• **Task requirements**:
Every line of the records must be repeated exactly; pictures stay out.
## Start Dataset entries
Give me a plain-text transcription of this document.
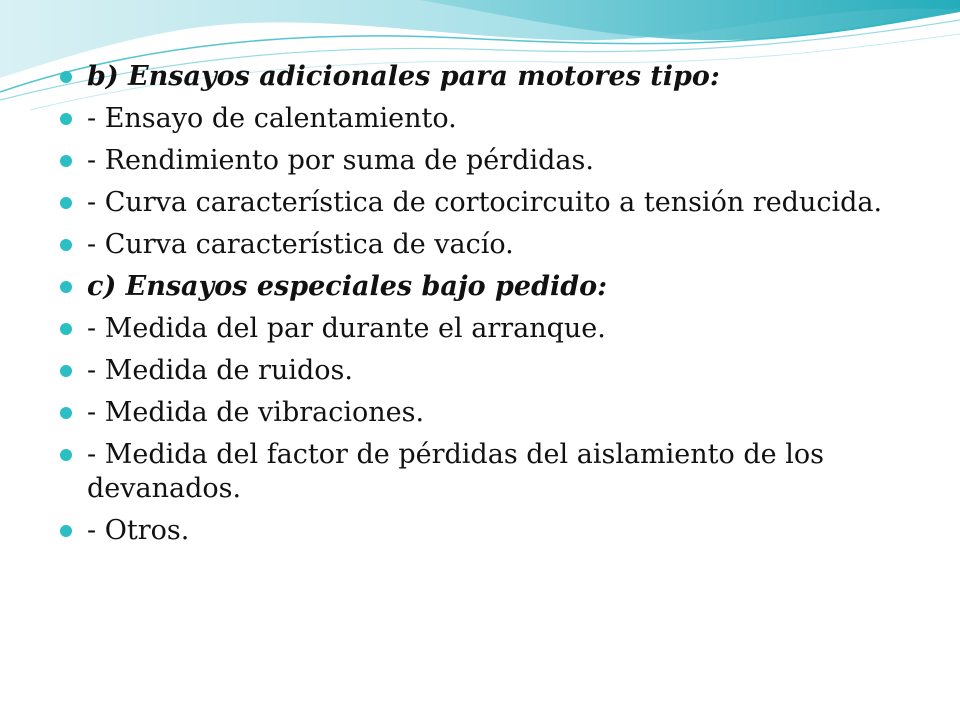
b) Ensayos adicionales para motores tipo:
- Ensayo de calentamiento.
- Rendimiento por suma de pérdidas.
- Curva característica de cortocircuito a tensión reducida.
- Curva característica de vacío.
c) Ensayos especiales bajo pedido:
- Medida del par durante el arranque.
- Medida de ruidos.
- Medida de vibraciones.
- Medida del factor de pérdidas del aislamiento de los devanados.
- Otros.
## End Dataset entries
• **Solution for this exercise**:
Give me a plain-text transcription of this document.
b) Ensayos adicionales para motores tipo:
- Ensayo de calentamiento.
- Rendimiento por suma de pérdidas.
- Curva característica de cortocircuito a tensión reducida.
- Curva característica de vacío.
c) Ensayos especiales bajo pedido:
- Medida del par durante el arranque.
- Medida de ruidos.
- Medida de vibraciones.
- Medida del factor de pérdidas del aislamiento de los devanados.
- Otros.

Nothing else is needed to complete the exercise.